Provided information:
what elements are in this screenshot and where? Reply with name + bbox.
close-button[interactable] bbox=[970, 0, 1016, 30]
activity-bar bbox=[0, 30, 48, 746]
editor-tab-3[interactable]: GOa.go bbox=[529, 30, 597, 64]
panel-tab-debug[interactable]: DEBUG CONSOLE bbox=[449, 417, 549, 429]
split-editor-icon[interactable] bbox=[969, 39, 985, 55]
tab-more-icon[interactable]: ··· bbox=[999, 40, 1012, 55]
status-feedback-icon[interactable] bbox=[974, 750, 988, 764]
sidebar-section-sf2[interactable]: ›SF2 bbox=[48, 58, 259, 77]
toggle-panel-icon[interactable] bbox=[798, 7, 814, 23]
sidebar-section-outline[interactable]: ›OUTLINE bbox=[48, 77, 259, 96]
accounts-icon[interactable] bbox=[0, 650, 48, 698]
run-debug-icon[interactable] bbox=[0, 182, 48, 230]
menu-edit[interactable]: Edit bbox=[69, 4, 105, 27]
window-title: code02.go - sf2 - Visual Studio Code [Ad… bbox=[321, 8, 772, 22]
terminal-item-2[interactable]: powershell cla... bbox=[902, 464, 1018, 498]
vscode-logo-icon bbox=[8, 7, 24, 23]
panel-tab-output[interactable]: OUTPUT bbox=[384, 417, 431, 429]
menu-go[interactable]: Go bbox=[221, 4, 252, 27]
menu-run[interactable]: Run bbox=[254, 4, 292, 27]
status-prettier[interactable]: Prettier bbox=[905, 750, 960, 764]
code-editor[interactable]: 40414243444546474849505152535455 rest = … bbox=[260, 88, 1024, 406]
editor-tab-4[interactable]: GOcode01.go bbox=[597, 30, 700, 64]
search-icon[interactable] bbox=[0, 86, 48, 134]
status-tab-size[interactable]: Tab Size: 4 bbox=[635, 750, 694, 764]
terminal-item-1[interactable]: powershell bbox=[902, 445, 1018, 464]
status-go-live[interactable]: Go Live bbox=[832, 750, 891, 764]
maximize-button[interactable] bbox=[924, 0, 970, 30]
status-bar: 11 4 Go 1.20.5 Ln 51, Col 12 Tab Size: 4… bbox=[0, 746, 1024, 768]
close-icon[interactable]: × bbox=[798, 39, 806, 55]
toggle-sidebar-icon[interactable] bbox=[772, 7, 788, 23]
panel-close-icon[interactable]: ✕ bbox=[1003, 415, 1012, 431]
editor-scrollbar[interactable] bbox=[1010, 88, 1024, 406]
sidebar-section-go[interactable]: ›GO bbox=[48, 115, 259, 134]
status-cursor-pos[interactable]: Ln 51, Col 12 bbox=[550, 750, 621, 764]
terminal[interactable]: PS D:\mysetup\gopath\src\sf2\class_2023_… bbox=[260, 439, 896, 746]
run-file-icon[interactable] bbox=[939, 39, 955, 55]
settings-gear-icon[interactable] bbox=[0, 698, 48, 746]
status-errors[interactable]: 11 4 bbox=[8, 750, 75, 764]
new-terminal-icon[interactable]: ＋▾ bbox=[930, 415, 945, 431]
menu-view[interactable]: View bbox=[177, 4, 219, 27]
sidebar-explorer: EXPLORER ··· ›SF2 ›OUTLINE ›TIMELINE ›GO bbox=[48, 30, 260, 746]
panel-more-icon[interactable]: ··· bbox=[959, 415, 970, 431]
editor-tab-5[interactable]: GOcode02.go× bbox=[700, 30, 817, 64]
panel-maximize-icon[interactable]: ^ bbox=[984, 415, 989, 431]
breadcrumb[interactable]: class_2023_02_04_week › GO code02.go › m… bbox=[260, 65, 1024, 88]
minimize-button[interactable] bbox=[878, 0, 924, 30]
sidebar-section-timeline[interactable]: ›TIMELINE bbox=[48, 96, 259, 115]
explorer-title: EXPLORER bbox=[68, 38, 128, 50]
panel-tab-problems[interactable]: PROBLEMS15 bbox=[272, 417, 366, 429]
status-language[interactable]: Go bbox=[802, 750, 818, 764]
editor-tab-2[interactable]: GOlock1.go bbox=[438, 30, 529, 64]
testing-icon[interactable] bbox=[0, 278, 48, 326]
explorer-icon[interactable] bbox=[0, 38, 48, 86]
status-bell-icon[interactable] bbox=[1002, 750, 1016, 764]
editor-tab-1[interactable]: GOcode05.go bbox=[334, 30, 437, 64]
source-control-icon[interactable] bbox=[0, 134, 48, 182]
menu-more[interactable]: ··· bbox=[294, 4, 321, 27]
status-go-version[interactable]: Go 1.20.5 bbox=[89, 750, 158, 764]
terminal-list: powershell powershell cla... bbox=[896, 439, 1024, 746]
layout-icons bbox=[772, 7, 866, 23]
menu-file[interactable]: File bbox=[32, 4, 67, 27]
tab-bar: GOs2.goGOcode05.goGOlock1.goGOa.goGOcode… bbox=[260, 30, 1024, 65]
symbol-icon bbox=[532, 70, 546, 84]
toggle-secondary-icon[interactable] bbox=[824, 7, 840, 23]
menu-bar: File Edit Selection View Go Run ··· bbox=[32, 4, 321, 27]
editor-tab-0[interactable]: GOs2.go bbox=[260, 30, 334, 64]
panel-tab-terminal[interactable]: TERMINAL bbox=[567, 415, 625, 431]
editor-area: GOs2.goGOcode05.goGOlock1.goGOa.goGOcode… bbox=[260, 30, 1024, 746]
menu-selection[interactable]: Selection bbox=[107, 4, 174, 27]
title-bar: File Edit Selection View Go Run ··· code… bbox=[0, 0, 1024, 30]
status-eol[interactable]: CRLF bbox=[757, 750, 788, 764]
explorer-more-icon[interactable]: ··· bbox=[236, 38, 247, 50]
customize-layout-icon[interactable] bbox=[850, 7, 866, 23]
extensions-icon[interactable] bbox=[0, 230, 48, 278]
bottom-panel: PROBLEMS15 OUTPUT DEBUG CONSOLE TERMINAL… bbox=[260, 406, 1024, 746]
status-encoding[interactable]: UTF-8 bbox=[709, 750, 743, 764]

Instruction:
Could you edit the listing above by changing every "interactable" to "clickable" and leaving everything else as it is?

Written answer:
what elements are in this screenshot and where? Reply with name + bbox.
close-button[clickable] bbox=[970, 0, 1016, 30]
activity-bar bbox=[0, 30, 48, 746]
editor-tab-3[clickable]: GOa.go bbox=[529, 30, 597, 64]
panel-tab-debug[clickable]: DEBUG CONSOLE bbox=[449, 417, 549, 429]
split-editor-icon[clickable] bbox=[969, 39, 985, 55]
tab-more-icon[clickable]: ··· bbox=[999, 40, 1012, 55]
status-feedback-icon[clickable] bbox=[974, 750, 988, 764]
sidebar-section-sf2[clickable]: ›SF2 bbox=[48, 58, 259, 77]
toggle-panel-icon[clickable] bbox=[798, 7, 814, 23]
sidebar-section-outline[clickable]: ›OUTLINE bbox=[48, 77, 259, 96]
accounts-icon[clickable] bbox=[0, 650, 48, 698]
run-debug-icon[clickable] bbox=[0, 182, 48, 230]
menu-edit[clickable]: Edit bbox=[69, 4, 105, 27]
window-title: code02.go - sf2 - Visual Studio Code [Ad… bbox=[321, 8, 772, 22]
terminal-item-2[clickable]: powershell cla... bbox=[902, 464, 1018, 498]
vscode-logo-icon bbox=[8, 7, 24, 23]
panel-tab-output[clickable]: OUTPUT bbox=[384, 417, 431, 429]
menu-go[clickable]: Go bbox=[221, 4, 252, 27]
menu-run[clickable]: Run bbox=[254, 4, 292, 27]
status-prettier[clickable]: Prettier bbox=[905, 750, 960, 764]
code-editor[clickable]: 40414243444546474849505152535455 rest = … bbox=[260, 88, 1024, 406]
editor-tab-4[clickable]: GOcode01.go bbox=[597, 30, 700, 64]
search-icon[clickable] bbox=[0, 86, 48, 134]
status-tab-size[clickable]: Tab Size: 4 bbox=[635, 750, 694, 764]
terminal-item-1[clickable]: powershell bbox=[902, 445, 1018, 464]
status-go-live[clickable]: Go Live bbox=[832, 750, 891, 764]
maximize-button[clickable] bbox=[924, 0, 970, 30]
status-bar: 11 4 Go 1.20.5 Ln 51, Col 12 Tab Size: 4… bbox=[0, 746, 1024, 768]
close-icon[clickable]: × bbox=[798, 39, 806, 55]
toggle-sidebar-icon[clickable] bbox=[772, 7, 788, 23]
panel-close-icon[clickable]: ✕ bbox=[1003, 415, 1012, 431]
editor-scrollbar[clickable] bbox=[1010, 88, 1024, 406]
sidebar-section-go[clickable]: ›GO bbox=[48, 115, 259, 134]
status-cursor-pos[clickable]: Ln 51, Col 12 bbox=[550, 750, 621, 764]
terminal[clickable]: PS D:\mysetup\gopath\src\sf2\class_2023_… bbox=[260, 439, 896, 746]
run-file-icon[clickable] bbox=[939, 39, 955, 55]
settings-gear-icon[clickable] bbox=[0, 698, 48, 746]
status-errors[clickable]: 11 4 bbox=[8, 750, 75, 764]
new-terminal-icon[clickable]: ＋▾ bbox=[930, 415, 945, 431]
menu-view[clickable]: View bbox=[177, 4, 219, 27]
sidebar-explorer: EXPLORER ··· ›SF2 ›OUTLINE ›TIMELINE ›GO bbox=[48, 30, 260, 746]
panel-more-icon[clickable]: ··· bbox=[959, 415, 970, 431]
editor-tab-5[clickable]: GOcode02.go× bbox=[700, 30, 817, 64]
panel-maximize-icon[clickable]: ^ bbox=[984, 415, 989, 431]
breadcrumb[clickable]: class_2023_02_04_week › GO code02.go › m… bbox=[260, 65, 1024, 88]
minimize-button[clickable] bbox=[878, 0, 924, 30]
sidebar-section-timeline[clickable]: ›TIMELINE bbox=[48, 96, 259, 115]
explorer-title: EXPLORER bbox=[68, 38, 128, 50]
panel-tab-problems[clickable]: PROBLEMS15 bbox=[272, 417, 366, 429]
status-language[clickable]: Go bbox=[802, 750, 818, 764]
editor-tab-2[clickable]: GOlock1.go bbox=[438, 30, 529, 64]
testing-icon[clickable] bbox=[0, 278, 48, 326]
explorer-icon[clickable] bbox=[0, 38, 48, 86]
status-bell-icon[clickable] bbox=[1002, 750, 1016, 764]
editor-tab-1[clickable]: GOcode05.go bbox=[334, 30, 437, 64]
source-control-icon[clickable] bbox=[0, 134, 48, 182]
menu-more[clickable]: ··· bbox=[294, 4, 321, 27]
status-go-version[clickable]: Go 1.20.5 bbox=[89, 750, 158, 764]
terminal-list: powershell powershell cla... bbox=[896, 439, 1024, 746]
layout-icons bbox=[772, 7, 866, 23]
menu-file[clickable]: File bbox=[32, 4, 67, 27]
tab-bar: GOs2.goGOcode05.goGOlock1.goGOa.goGOcode… bbox=[260, 30, 1024, 65]
symbol-icon bbox=[532, 70, 546, 84]
toggle-secondary-icon[clickable] bbox=[824, 7, 840, 23]
menu-bar: File Edit Selection View Go Run ··· bbox=[32, 4, 321, 27]
editor-tab-0[clickable]: GOs2.go bbox=[260, 30, 334, 64]
panel-tab-terminal[clickable]: TERMINAL bbox=[567, 415, 625, 431]
editor-area: GOs2.goGOcode05.goGOlock1.goGOa.goGOcode… bbox=[260, 30, 1024, 746]
menu-selection[clickable]: Selection bbox=[107, 4, 174, 27]
title-bar: File Edit Selection View Go Run ··· code… bbox=[0, 0, 1024, 30]
status-eol[clickable]: CRLF bbox=[757, 750, 788, 764]
explorer-more-icon[clickable]: ··· bbox=[236, 38, 247, 50]
customize-layout-icon[clickable] bbox=[850, 7, 866, 23]
extensions-icon[clickable] bbox=[0, 230, 48, 278]
bottom-panel: PROBLEMS15 OUTPUT DEBUG CONSOLE TERMINAL… bbox=[260, 406, 1024, 746]
status-encoding[clickable]: UTF-8 bbox=[709, 750, 743, 764]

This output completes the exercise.